Set task: Check every line below for the string "administrative", and copy the lines that contain it.

Information given:
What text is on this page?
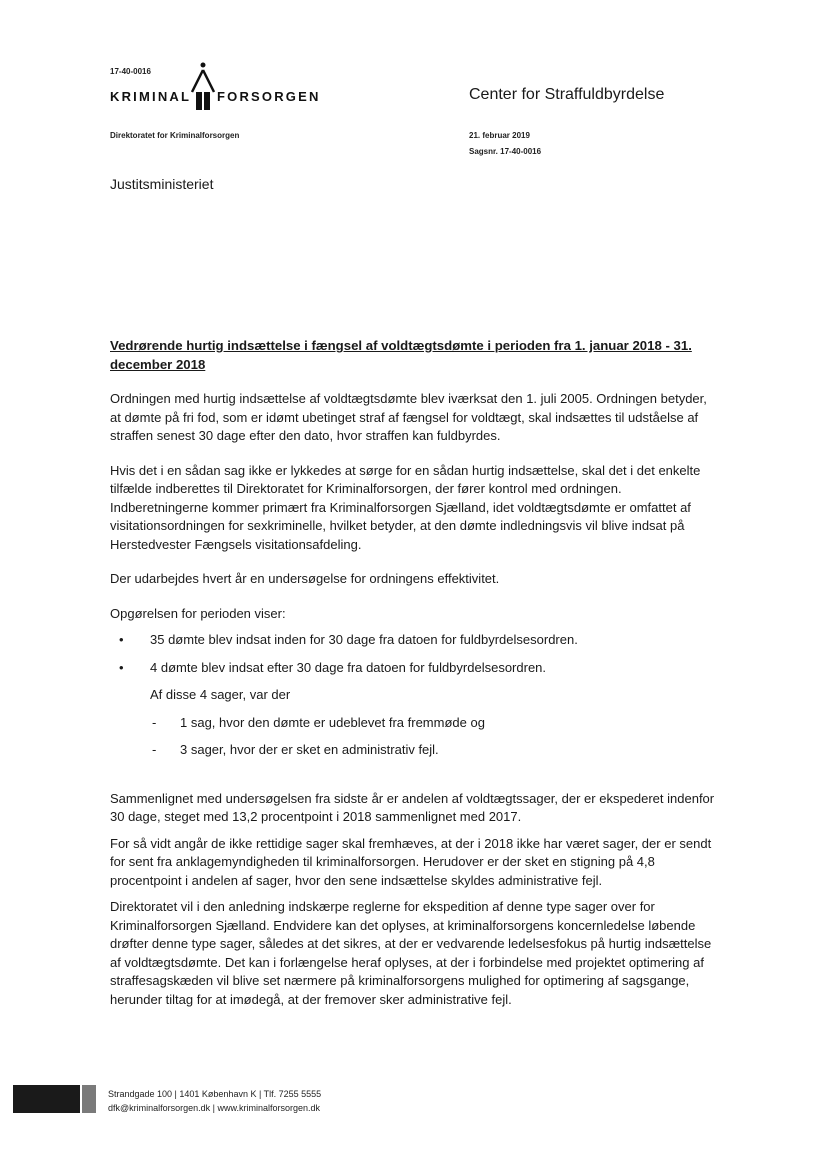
17-40-0016
KRIMINAL FORSORGEN
Direktoratet for Kriminalforsorgen
Center for Straffuldbyrdelse
21. februar 2019
Sagsnr. 17-40-0016
Justitsministeriet
Vedrørende hurtig indsættelse i fængsel af voldtægtsdømte i perioden fra 1. januar 2018 - 31. december 2018

Ordningen med hurtig indsættelse af voldtægtsdømte blev iværksat den 1. juli 2005. Ordningen betyder, at dømte på fri fod, som er idømt ubetinget straf af fængsel for voldtægt, skal indsættes til udståelse af straffen senest 30 dage efter den dato, hvor straffen kan fuldbyrdes.

Hvis det i en sådan sag ikke er lykkedes at sørge for en sådan hurtig indsættelse, skal det i det enkelte tilfælde indberettes til Direktoratet for Kriminalforsorgen, der fører kontrol med ordningen. Indberetningerne kommer primært fra Kriminalforsorgen Sjælland, idet voldtægtsdømte er omfattet af visitationsordningen for sexkriminelle, hvilket betyder, at den dømte indledningsvis vil blive indsat på Herstedvester Fængsels visitationsafdeling.

Der udarbejdes hvert år en undersøgelse for ordningens effektivitet.

Opgørelsen for perioden viser:

• 35 dømte blev indsat inden for 30 dage fra datoen for fuldbyrdelsesordren.
• 4 dømte blev indsat efter 30 dage fra datoen for fuldbyrdelsesordren.
Af disse 4 sager, var der
- 1 sag, hvor den dømte er udeblevet fra fremmøde og
- 3 sager, hvor der er sket en administrativ fejl.

Sammenlignet med undersøgelsen fra sidste år er andelen af voldtægtssager, der er ekspederet indenfor 30 dage, steget med 13,2 procentpoint i 2018 sammenlignet med 2017.

For så vidt angår de ikke rettidige sager skal fremhæves, at der i 2018 ikke har været sager, der er sendt for sent fra anklagemyndigheden til kriminalforsorgen. Herudover er der sket en stigning på 4,8 procentpoint i andelen af sager, hvor den sene indsættelse skyldes administrative fejl.

Direktoratet vil i den anledning indskærpe reglerne for ekspedition af denne type sager over for Kriminalforsorgen Sjælland. Endvidere kan det oplyses, at kriminalforsorgens koncernledelse løbende drøfter denne type sager, således at det sikres, at der er vedvarende ledelsesfokus på hurtig indsættelse af voldtægtsdømte. Det kan i forlængelse heraf oplyses, at der i forbindelse med projektet optimering af straffesagskæden vil blive set nærmere på kriminalforsorgens mulighed for optimering af sagsgange, herunder tiltag for at imødegå, at der fremover sker administrative fejl.

Strandgade 100 | 1401 København K | Tlf. 7255 5555
dfk@kriminalforsorgen.dk | www.kriminalforsorgen.dk
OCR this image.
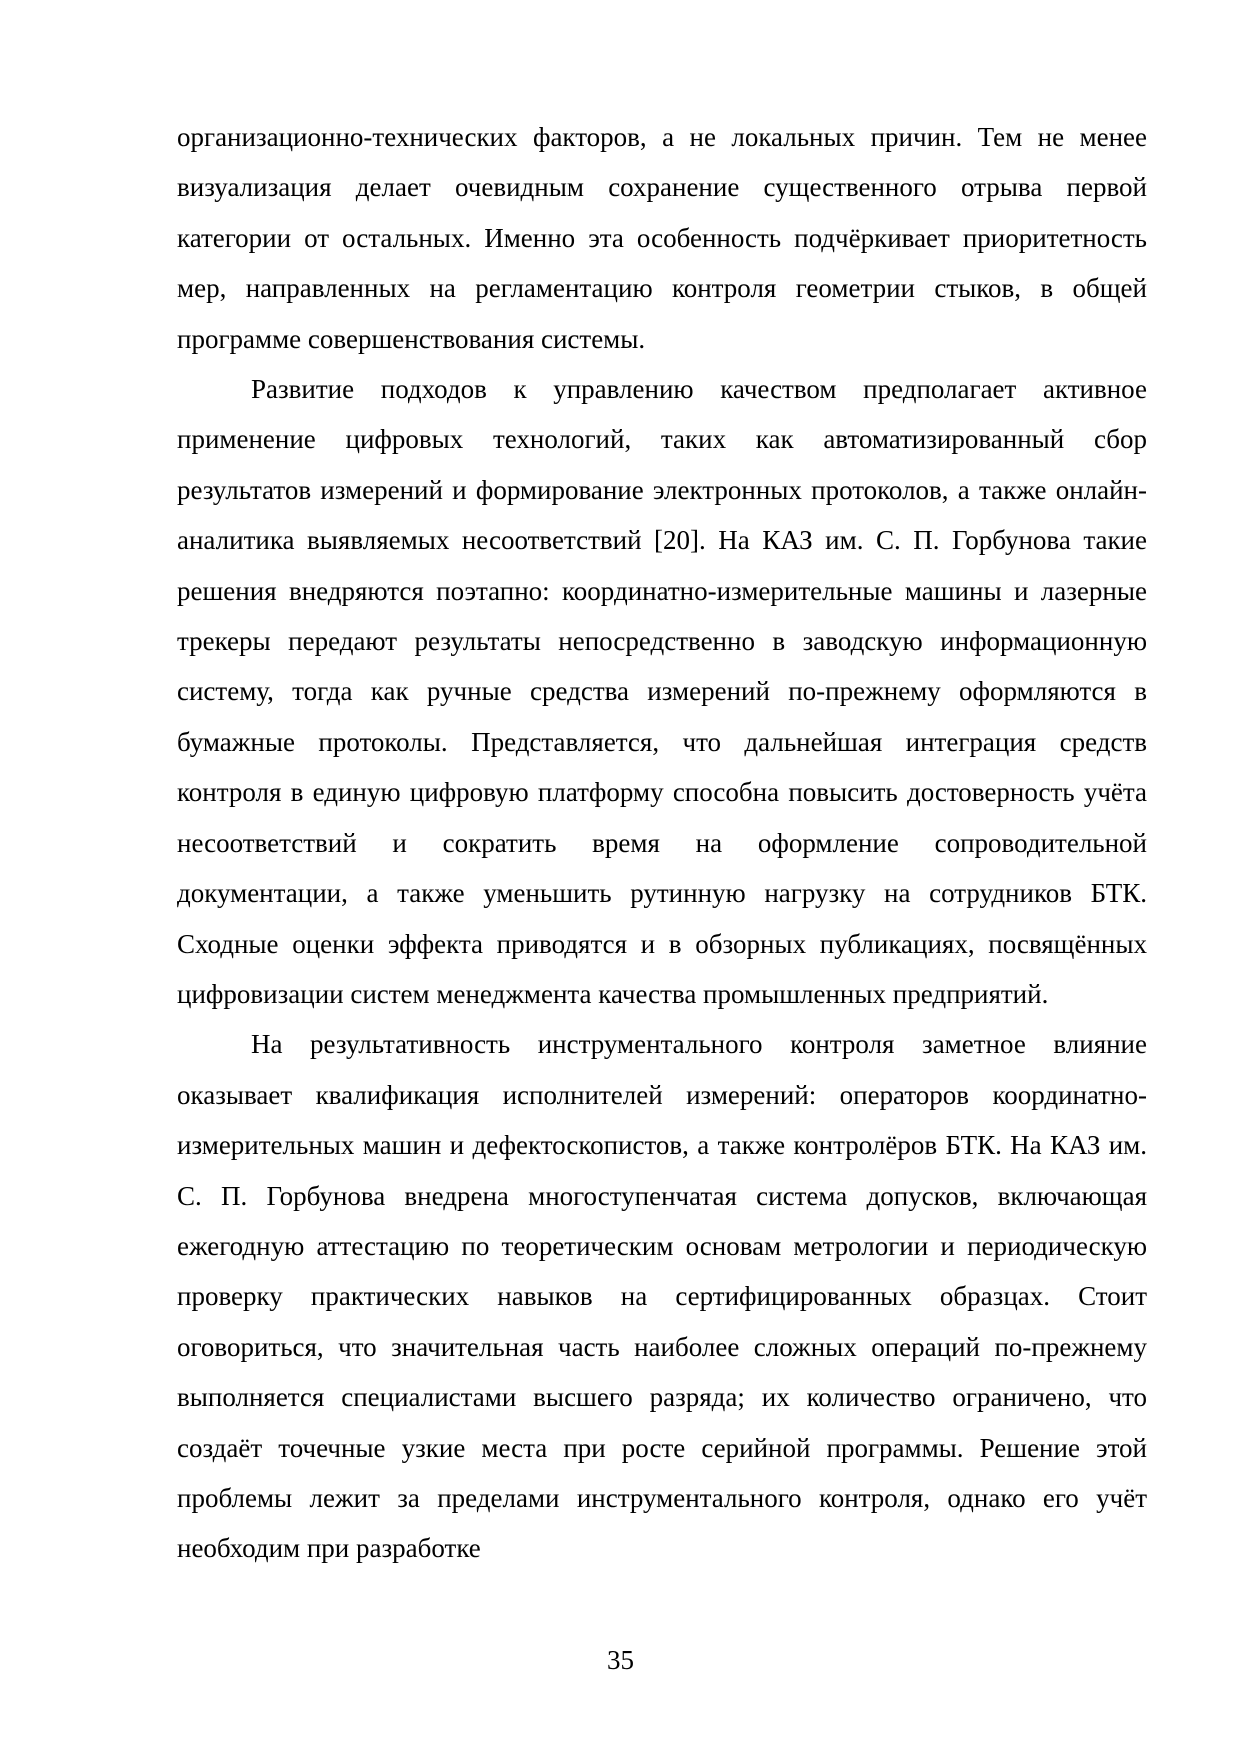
организационно-технических факторов, а не локальных причин. Тем не менее визуализация делает очевидным сохранение существенного отрыва первой категории от остальных. Именно эта особенность подчёркивает приоритетность мер, направленных на регламентацию контроля геометрии стыков, в общей программе совершенствования системы.

Развитие подходов к управлению качеством предполагает активное применение цифровых технологий, таких как автоматизированный сбор результатов измерений и формирование электронных протоколов, а также онлайн-аналитика выявляемых несоответствий [20]. На КАЗ им. С. П. Горбунова такие решения внедряются поэтапно: координатно-измерительные машины и лазерные трекеры передают результаты непосредственно в заводскую информационную систему, тогда как ручные средства измерений по-прежнему оформляются в бумажные протоколы. Представляется, что дальнейшая интеграция средств контроля в единую цифровую платформу способна повысить достоверность учёта несоответствий и сократить время на оформление сопроводительной документации, а также уменьшить рутинную нагрузку на сотрудников БТК. Сходные оценки эффекта приводятся и в обзорных публикациях, посвящённых цифровизации систем менеджмента качества промышленных предприятий.

На результативность инструментального контроля заметное влияние оказывает квалификация исполнителей измерений: операторов координатно-измерительных машин и дефектоскопистов, а также контролёров БТК. На КАЗ им. С. П. Горбунова внедрена многоступенчатая система допусков, включающая ежегодную аттестацию по теоретическим основам метрологии и периодическую проверку практических навыков на сертифицированных образцах. Стоит оговориться, что значительная часть наиболее сложных операций по-прежнему выполняется специалистами высшего разряда; их количество ограничено, что создаёт точечные узкие места при росте серийной программы. Решение этой проблемы лежит за пределами инструментального контроля, однако его учёт необходим при разработке

35
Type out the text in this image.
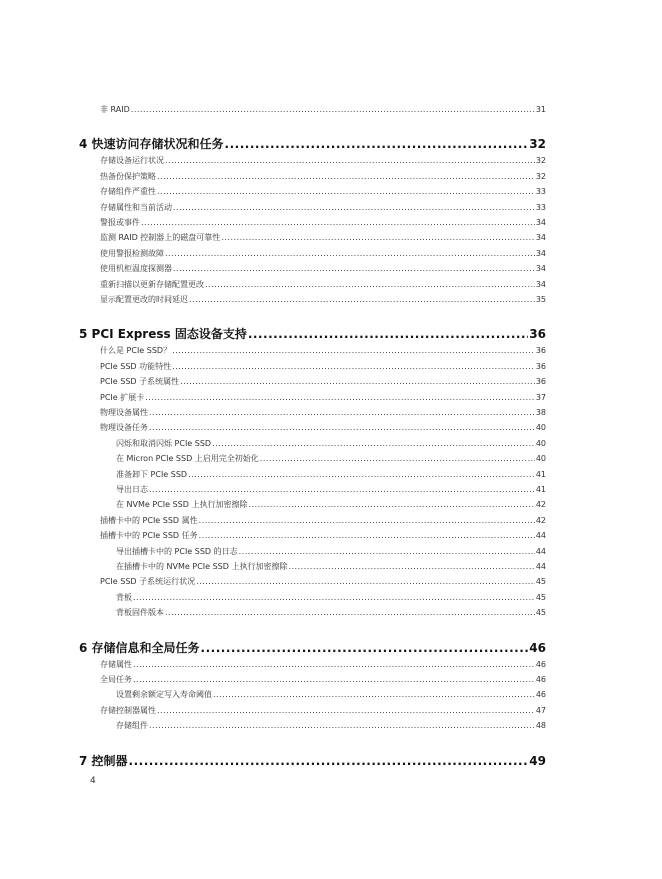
非 RAID .....	31
4 快速访问存储状况和任务 .....	32
存储设备运行状况 .....	32
热备份保护策略 .....	32
存储组件严重性 .....	33
存储属性和当前活动 .....	33
警报或事件 .....	34
监测 RAID 控制器上的磁盘可靠性 .....	34
使用警报检测故障 .....	34
使用机柜温度探测器 .....	34
重新扫描以更新存储配置更改 .....	34
显示配置更改的时间延迟 .....	35
5 PCI Express 固态设备支持 .....	36
什么是 PCIe SSD？ .....	36
PCIe SSD 功能特性 .....	36
PCIe SSD 子系统属性 .....	36
PCIe 扩展卡 .....	37
物理设备属性 .....	38
物理设备任务 .....	40
闪烁和取消闪烁 PCIe SSD .....	40
在 Micron PCIe SSD 上启用完全初始化 .....	40
准备卸下 PCIe SSD .....	41
导出日志 .....	41
在 NVMe PCIe SSD 上执行加密擦除 .....	42
插槽卡中的 PCIe SSD 属性 .....	42
插槽卡中的 PCIe SSD 任务 .....	44
导出插槽卡中的 PCIe SSD 的日志 .....	44
在插槽卡中的 NVMe PCIe SSD 上执行加密擦除 .....	44
PCIe SSD 子系统运行状况 .....	45
背板 .....	45
背板固件版本 .....	45
6 存储信息和全局任务 .....	46
存储属性 .....	46
全局任务 .....	46
设置剩余额定写入寿命阈值 .....	46
存储控制器属性 .....	47
存储组件 .....	48
7 控制器 .....	49
4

Task output:
For så vidt angår de ikke rettidige sager skal fremhæves, at der i 2018 ikke har været sager, der er sendt for sent fra anklagemyndigheden til kriminalforsorgen. Herudover er der sket en stigning på 4,8 procentpoint i andelen af sager, hvor den sene indsættelse skyldes administrative fejl.
Direktoratet vil i den anledning indskærpe reglerne for ekspedition af denne type sager over for Kriminalforsorgen Sjælland. Endvidere kan det oplyses, at kriminalforsorgens koncernledelse løbende drøfter denne type sager, således at det sikres, at der er vedvarende ledelsesfokus på hurtig indsættelse af voldtægtsdømte. Det kan i forlængelse heraf oplyses, at der i forbindelse med projektet optimering af straffesagskæden vil blive set nærmere på kriminalforsorgens mulighed for optimering af sagsgange, herunder tiltag for at imødegå, at der fremover sker administrative fejl.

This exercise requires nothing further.